Start The data

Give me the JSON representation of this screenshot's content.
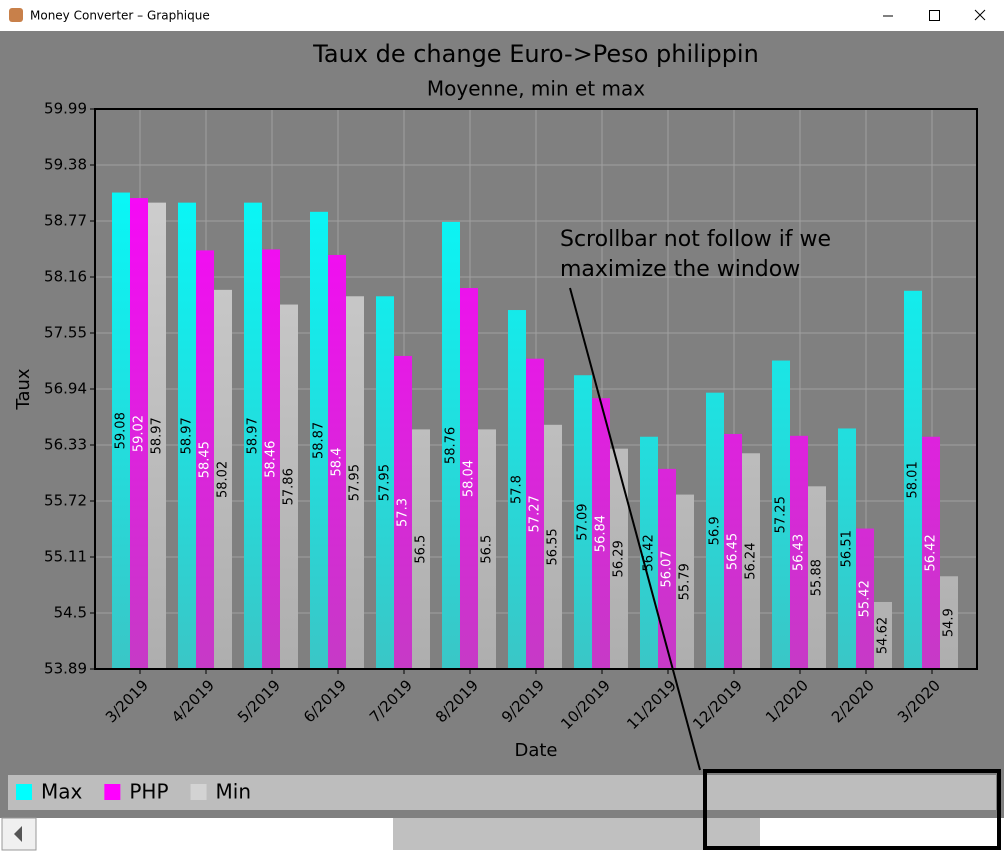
{
  "window": {
    "title": "Money Converter – Graphique"
  },
  "chart_data": {
    "type": "bar",
    "title": "Taux de change Euro->Peso philippin",
    "subtitle": "Moyenne, min et max",
    "y_label": "Taux",
    "x_label": "Date",
    "annotation": [
      "Scrollbar not follow if we",
      "maximize the window"
    ],
    "categories": [
      "3/2019",
      "4/2019",
      "5/2019",
      "6/2019",
      "7/2019",
      "8/2019",
      "9/2019",
      "10/2019",
      "11/2019",
      "12/2019",
      "1/2020",
      "2/2020",
      "3/2020"
    ],
    "series": [
      {
        "name": "Max",
        "color": "#00ffff",
        "values": [
          59.08,
          58.97,
          58.97,
          58.87,
          57.95,
          58.76,
          57.8,
          57.09,
          56.42,
          56.9,
          57.25,
          56.51,
          58.01
        ]
      },
      {
        "name": "PHP",
        "color": "#ff00ff",
        "values": [
          59.02,
          58.45,
          58.46,
          58.4,
          57.3,
          58.04,
          57.27,
          56.84,
          56.07,
          56.45,
          56.43,
          55.42,
          56.42
        ]
      },
      {
        "name": "Min",
        "color": "#d3d3d3",
        "values": [
          58.97,
          58.02,
          57.86,
          57.95,
          56.5,
          56.5,
          56.55,
          56.29,
          55.79,
          56.24,
          55.88,
          54.62,
          54.9
        ]
      }
    ],
    "ylim": [
      53.89,
      59.99
    ],
    "yticks": [
      53.89,
      54.5,
      55.11,
      55.72,
      56.33,
      56.94,
      57.55,
      58.16,
      58.77,
      59.38,
      59.99
    ],
    "grid": true,
    "legend": "bottom-left"
  }
}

End The data

- _Task directions_
Transcribe the material as is, with images omitted.

- _Result_
Give me the JSON representation of this screenshot's content.
{
  "window": {
    "title": "Money Converter – Graphique"
  },
  "chart_data": {
    "type": "bar",
    "title": "Taux de change Euro->Peso philippin",
    "subtitle": "Moyenne, min et max",
    "y_label": "Taux",
    "x_label": "Date",
    "annotation": [
      "Scrollbar not follow if we",
      "maximize the window"
    ],
    "categories": [
      "3/2019",
      "4/2019",
      "5/2019",
      "6/2019",
      "7/2019",
      "8/2019",
      "9/2019",
      "10/2019",
      "11/2019",
      "12/2019",
      "1/2020",
      "2/2020",
      "3/2020"
    ],
    "series": [
      {
        "name": "Max",
        "color": "#00ffff",
        "values": [
          59.08,
          58.97,
          58.97,
          58.87,
          57.95,
          58.76,
          57.8,
          57.09,
          56.42,
          56.9,
          57.25,
          56.51,
          58.01
        ]
      },
      {
        "name": "PHP",
        "color": "#ff00ff",
        "values": [
          59.02,
          58.45,
          58.46,
          58.4,
          57.3,
          58.04,
          57.27,
          56.84,
          56.07,
          56.45,
          56.43,
          55.42,
          56.42
        ]
      },
      {
        "name": "Min",
        "color": "#d3d3d3",
        "values": [
          58.97,
          58.02,
          57.86,
          57.95,
          56.5,
          56.5,
          56.55,
          56.29,
          55.79,
          56.24,
          55.88,
          54.62,
          54.9
        ]
      }
    ],
    "ylim": [
      53.89,
      59.99
    ],
    "yticks": [
      53.89,
      54.5,
      55.11,
      55.72,
      56.33,
      56.94,
      57.55,
      58.16,
      58.77,
      59.38,
      59.99
    ],
    "grid": true,
    "legend": "bottom-left"
  }
}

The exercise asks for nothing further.